[BEGIN]

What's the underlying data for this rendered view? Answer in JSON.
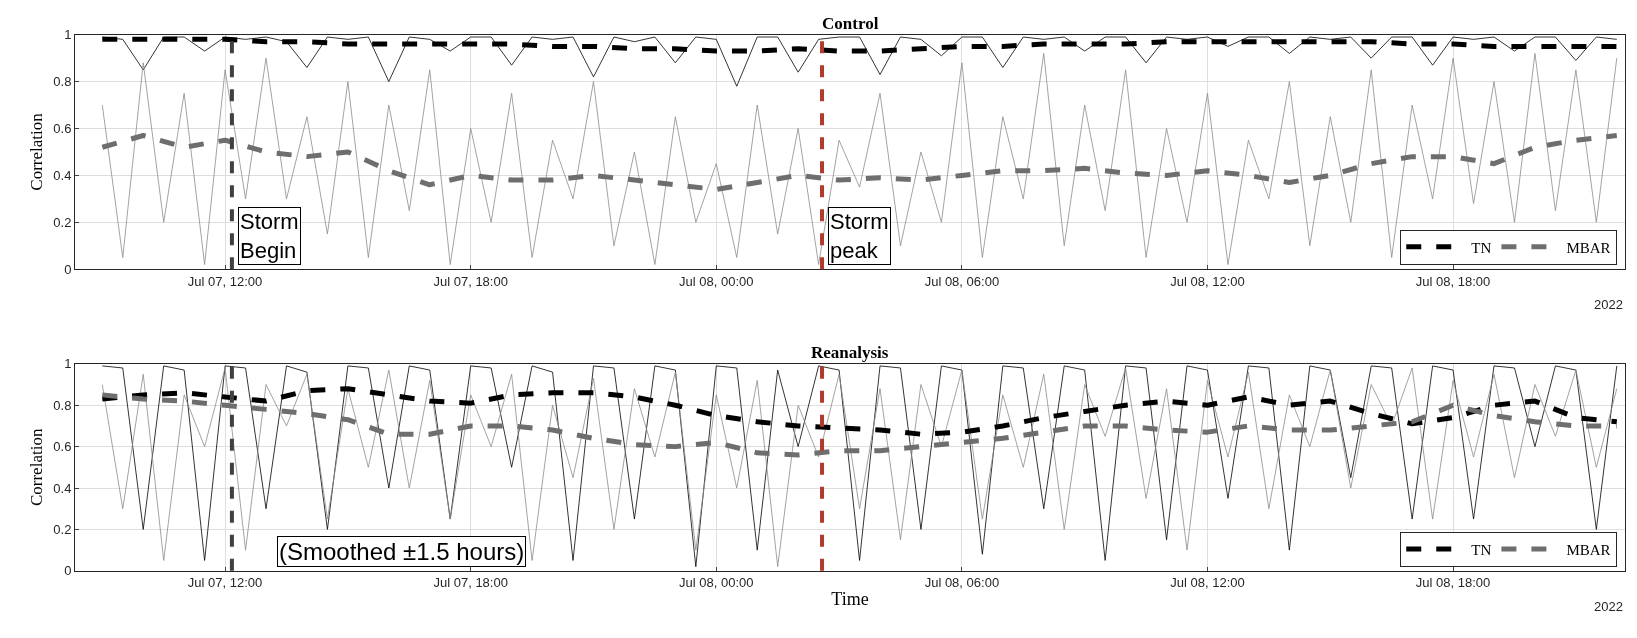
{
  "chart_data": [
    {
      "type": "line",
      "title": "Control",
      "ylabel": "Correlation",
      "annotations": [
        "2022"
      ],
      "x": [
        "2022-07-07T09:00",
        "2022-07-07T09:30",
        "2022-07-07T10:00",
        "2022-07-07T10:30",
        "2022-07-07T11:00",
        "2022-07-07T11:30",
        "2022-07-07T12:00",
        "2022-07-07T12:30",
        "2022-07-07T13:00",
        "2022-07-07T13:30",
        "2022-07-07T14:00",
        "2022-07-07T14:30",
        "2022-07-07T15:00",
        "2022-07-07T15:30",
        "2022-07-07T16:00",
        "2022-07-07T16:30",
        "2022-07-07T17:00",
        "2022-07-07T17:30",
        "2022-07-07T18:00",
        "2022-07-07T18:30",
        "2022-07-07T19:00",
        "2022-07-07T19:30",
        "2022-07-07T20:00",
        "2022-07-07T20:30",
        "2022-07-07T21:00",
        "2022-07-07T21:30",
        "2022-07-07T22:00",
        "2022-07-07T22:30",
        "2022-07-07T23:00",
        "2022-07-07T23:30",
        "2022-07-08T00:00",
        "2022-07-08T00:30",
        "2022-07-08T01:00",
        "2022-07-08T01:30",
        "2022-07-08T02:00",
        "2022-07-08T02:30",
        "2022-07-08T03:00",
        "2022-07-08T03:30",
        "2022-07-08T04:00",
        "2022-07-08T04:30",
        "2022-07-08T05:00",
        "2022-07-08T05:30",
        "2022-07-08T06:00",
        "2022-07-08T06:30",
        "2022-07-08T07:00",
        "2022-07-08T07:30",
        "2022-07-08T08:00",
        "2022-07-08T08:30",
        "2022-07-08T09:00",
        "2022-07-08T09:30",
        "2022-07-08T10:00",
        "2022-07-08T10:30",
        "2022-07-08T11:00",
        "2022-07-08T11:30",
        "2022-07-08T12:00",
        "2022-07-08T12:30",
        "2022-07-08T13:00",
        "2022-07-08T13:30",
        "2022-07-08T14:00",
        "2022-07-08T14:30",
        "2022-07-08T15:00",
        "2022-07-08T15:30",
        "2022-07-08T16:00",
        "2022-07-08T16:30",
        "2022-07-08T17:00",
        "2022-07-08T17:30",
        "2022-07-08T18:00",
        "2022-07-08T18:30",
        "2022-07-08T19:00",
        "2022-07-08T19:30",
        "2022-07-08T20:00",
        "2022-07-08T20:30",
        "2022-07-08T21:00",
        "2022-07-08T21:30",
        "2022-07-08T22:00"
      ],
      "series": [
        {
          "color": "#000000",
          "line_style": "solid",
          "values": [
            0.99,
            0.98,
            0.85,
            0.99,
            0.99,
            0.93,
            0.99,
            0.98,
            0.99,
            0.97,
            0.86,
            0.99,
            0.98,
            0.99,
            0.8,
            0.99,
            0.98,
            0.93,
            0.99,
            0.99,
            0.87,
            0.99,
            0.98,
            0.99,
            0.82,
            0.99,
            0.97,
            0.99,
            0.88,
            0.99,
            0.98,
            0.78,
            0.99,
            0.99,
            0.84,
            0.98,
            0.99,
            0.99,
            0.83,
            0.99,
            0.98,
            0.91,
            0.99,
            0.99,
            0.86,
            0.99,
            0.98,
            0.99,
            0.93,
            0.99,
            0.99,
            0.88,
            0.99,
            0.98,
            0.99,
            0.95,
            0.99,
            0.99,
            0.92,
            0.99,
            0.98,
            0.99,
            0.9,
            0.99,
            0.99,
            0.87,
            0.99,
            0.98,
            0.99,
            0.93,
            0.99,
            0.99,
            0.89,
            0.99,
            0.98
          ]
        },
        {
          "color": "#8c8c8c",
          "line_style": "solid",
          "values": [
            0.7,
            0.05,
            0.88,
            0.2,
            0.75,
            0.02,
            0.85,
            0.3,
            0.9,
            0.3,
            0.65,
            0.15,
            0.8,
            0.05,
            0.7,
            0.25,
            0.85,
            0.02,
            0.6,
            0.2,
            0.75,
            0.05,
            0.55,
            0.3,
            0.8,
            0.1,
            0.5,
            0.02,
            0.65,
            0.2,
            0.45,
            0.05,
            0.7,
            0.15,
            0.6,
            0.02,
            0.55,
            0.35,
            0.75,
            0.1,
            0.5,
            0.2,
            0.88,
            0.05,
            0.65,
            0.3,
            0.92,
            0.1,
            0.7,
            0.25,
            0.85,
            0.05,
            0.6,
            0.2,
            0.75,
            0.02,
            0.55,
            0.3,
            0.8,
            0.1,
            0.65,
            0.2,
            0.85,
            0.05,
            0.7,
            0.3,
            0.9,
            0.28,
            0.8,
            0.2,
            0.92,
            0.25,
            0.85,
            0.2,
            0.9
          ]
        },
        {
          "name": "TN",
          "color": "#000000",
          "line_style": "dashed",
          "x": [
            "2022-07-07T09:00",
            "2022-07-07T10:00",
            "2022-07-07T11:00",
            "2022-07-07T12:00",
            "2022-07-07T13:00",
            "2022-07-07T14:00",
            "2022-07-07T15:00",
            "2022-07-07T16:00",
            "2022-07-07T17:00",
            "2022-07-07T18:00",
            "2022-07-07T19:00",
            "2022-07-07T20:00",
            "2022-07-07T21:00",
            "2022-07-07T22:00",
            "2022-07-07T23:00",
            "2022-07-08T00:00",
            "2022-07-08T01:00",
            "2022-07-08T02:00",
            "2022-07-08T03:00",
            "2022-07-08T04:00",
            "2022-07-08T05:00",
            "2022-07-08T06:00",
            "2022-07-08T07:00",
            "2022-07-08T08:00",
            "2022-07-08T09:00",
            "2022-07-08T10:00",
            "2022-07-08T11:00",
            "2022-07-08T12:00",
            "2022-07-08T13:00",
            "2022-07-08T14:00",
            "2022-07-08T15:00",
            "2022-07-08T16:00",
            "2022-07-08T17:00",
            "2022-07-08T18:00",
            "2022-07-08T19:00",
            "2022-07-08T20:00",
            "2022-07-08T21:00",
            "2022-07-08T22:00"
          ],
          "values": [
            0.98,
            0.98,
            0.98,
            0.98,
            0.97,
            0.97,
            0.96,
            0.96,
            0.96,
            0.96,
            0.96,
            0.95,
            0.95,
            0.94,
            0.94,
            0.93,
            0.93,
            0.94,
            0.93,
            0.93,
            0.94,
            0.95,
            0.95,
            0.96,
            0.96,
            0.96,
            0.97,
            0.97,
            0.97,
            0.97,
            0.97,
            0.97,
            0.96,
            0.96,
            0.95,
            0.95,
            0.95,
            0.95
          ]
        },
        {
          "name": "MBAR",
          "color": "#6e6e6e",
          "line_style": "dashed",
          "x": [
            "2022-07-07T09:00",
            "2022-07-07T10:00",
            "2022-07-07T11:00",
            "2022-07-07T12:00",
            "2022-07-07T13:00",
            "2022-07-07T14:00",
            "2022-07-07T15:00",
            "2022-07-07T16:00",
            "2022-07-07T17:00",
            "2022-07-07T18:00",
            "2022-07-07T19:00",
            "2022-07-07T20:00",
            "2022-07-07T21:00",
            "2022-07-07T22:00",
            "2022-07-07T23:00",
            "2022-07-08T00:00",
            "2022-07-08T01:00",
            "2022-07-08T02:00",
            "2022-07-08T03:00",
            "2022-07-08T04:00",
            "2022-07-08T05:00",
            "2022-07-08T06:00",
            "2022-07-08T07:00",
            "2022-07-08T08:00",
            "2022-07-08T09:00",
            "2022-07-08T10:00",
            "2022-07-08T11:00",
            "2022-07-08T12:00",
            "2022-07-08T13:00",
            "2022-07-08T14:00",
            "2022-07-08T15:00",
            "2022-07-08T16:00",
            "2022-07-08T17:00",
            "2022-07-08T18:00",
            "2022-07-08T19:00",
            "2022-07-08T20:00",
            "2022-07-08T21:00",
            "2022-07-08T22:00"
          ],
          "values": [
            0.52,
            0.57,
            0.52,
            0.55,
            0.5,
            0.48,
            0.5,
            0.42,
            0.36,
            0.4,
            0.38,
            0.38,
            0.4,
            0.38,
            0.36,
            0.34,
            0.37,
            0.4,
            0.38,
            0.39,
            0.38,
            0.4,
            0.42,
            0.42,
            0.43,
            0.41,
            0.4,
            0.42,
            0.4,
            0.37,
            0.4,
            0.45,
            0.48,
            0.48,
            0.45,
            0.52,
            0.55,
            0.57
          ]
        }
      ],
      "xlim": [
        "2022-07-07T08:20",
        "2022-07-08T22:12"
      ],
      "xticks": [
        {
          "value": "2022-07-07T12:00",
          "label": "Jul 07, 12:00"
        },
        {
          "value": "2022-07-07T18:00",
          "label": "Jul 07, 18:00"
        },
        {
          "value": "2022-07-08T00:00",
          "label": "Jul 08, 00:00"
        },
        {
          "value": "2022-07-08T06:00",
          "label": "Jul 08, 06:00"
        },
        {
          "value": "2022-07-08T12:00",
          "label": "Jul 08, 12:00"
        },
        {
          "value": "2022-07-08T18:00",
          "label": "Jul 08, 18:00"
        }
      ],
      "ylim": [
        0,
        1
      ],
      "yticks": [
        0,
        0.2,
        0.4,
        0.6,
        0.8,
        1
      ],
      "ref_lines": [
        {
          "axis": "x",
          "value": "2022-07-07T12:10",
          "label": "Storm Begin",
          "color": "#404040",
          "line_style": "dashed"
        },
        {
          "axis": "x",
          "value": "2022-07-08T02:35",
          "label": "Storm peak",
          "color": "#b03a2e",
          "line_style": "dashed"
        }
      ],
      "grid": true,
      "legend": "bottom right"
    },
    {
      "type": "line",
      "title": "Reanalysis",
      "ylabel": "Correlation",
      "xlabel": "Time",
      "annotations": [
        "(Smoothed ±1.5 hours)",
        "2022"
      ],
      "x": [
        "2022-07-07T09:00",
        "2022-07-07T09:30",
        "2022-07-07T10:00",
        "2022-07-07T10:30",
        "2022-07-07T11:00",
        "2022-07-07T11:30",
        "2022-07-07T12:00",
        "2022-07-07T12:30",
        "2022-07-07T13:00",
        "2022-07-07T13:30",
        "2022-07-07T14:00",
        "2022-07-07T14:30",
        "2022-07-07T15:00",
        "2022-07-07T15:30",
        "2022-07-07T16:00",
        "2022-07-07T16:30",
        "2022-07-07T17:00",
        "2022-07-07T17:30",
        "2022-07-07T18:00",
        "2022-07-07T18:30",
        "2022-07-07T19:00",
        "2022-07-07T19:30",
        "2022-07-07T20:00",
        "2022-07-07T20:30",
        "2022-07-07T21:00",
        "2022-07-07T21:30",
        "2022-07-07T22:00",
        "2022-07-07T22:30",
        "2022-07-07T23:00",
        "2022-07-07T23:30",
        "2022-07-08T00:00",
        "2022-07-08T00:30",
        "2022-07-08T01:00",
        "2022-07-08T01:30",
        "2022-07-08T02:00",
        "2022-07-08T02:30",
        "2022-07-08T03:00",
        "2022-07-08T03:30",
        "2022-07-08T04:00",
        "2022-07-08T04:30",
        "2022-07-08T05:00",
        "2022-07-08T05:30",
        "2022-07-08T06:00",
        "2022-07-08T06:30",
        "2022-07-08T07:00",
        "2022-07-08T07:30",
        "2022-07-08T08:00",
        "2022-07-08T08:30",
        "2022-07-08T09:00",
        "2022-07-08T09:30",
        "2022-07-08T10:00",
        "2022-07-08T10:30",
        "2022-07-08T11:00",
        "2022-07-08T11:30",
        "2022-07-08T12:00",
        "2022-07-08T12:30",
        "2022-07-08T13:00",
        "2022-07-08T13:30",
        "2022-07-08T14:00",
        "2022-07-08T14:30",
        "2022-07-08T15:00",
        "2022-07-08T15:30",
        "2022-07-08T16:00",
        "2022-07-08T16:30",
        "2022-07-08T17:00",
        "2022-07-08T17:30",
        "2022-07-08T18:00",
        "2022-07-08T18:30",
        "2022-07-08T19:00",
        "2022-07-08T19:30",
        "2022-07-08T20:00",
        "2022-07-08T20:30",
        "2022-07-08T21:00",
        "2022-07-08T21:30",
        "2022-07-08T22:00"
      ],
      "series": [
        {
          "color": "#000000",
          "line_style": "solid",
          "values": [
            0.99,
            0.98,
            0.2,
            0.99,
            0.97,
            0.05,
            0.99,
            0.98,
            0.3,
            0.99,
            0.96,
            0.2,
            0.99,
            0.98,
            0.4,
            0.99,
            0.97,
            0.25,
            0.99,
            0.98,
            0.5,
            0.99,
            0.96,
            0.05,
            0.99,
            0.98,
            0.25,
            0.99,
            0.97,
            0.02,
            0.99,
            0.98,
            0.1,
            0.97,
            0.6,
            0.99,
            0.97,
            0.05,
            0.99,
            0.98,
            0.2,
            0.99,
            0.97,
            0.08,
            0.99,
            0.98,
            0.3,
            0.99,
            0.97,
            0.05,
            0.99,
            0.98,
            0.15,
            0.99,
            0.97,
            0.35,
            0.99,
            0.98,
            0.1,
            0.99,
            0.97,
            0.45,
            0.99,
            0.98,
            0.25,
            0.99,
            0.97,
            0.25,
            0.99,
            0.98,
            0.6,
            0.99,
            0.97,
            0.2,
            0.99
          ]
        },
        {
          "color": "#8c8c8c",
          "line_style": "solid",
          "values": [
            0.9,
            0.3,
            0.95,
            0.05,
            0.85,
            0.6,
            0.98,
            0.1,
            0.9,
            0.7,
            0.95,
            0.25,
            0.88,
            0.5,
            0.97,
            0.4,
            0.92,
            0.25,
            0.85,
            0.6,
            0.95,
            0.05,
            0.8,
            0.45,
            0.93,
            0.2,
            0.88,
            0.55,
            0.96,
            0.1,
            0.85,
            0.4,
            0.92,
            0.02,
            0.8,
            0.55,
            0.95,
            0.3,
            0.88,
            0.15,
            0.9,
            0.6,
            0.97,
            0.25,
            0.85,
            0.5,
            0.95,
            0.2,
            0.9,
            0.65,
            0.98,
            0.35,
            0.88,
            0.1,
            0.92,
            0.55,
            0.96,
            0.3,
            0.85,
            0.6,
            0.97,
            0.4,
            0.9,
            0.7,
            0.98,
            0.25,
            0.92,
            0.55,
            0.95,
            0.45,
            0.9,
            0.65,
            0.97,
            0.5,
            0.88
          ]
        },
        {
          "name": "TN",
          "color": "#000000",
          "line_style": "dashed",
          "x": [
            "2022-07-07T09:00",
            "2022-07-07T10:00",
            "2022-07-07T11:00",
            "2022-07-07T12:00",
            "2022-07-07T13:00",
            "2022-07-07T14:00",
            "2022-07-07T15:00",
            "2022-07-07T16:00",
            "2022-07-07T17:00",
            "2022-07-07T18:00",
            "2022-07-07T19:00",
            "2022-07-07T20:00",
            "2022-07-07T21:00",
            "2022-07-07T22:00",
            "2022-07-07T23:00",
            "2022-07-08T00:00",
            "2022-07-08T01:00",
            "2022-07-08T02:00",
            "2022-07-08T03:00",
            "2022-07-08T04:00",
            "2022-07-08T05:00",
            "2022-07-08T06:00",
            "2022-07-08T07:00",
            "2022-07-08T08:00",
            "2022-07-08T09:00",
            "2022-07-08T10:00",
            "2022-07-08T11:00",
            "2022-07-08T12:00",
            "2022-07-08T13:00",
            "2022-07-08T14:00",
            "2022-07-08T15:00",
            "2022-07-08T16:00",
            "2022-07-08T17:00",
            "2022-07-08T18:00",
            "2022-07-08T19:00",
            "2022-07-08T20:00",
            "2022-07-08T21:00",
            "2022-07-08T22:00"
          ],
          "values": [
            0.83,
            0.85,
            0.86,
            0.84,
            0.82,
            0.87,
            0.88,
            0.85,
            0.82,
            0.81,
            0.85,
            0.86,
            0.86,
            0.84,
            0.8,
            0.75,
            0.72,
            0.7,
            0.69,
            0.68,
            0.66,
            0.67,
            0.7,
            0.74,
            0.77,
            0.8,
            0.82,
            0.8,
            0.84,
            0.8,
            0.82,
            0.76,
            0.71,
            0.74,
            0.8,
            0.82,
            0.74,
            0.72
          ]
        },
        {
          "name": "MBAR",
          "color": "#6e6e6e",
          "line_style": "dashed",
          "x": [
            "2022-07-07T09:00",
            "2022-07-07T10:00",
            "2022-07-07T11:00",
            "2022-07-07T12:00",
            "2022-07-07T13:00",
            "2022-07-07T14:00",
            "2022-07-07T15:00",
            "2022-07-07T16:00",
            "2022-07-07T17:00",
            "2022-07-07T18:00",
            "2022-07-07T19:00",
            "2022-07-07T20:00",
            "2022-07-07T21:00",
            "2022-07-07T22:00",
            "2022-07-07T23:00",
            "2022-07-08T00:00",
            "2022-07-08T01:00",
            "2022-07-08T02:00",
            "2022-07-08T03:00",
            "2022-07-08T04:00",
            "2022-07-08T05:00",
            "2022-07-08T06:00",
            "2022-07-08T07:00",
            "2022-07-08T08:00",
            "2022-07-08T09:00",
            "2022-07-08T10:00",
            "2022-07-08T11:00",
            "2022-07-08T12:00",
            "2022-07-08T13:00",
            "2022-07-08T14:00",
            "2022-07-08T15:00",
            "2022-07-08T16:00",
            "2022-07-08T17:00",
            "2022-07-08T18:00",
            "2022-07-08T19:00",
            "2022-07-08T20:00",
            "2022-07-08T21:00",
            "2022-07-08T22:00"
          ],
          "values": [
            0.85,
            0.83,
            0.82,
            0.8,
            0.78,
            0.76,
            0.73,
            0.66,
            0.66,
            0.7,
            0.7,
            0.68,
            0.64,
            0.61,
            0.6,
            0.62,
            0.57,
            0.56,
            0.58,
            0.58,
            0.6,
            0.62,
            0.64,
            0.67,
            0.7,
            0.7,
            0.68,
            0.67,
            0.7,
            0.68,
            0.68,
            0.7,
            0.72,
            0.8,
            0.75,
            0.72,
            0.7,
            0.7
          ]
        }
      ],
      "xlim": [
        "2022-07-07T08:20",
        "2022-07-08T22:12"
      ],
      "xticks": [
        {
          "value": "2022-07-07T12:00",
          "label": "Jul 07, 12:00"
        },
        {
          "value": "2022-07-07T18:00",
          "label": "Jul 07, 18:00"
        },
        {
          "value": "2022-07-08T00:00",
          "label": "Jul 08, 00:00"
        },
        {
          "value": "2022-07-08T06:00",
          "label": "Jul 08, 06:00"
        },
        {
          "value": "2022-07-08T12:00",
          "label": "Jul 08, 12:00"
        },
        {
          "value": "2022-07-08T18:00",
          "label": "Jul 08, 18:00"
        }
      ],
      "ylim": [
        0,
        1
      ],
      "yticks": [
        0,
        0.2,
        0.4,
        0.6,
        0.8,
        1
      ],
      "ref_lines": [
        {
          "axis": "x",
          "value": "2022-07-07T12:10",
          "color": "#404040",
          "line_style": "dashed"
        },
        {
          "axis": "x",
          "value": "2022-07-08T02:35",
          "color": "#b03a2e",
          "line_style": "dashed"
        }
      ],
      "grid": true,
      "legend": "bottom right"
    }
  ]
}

[END]
[BEGIN]

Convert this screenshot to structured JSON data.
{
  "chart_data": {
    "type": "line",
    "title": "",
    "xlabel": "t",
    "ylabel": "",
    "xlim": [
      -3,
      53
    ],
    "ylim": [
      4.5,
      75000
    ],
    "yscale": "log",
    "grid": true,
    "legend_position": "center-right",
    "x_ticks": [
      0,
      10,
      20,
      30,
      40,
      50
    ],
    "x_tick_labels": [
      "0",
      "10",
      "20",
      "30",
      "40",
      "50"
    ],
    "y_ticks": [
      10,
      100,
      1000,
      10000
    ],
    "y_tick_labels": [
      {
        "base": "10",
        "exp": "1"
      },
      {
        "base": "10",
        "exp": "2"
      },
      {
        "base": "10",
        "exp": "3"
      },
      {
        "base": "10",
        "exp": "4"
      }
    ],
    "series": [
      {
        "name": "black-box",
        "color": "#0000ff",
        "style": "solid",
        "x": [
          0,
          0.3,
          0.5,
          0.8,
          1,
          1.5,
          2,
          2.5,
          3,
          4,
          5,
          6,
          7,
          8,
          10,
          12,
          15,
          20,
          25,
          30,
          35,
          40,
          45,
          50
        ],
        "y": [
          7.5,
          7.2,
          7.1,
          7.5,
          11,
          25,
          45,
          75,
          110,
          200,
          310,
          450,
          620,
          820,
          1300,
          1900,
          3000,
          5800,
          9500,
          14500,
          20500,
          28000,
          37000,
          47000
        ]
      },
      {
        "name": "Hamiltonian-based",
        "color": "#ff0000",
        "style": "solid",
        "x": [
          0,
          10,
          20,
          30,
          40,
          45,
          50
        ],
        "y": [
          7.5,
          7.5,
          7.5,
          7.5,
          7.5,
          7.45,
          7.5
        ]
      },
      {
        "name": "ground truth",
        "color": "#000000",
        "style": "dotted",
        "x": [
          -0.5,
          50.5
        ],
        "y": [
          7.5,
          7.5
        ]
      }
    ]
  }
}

[END]

• Short problem
Return, from the data, each line that has the word "title" in it.

• Exercise response
      "title": "Control",
      "title": "Reanalysis",
    "title": "",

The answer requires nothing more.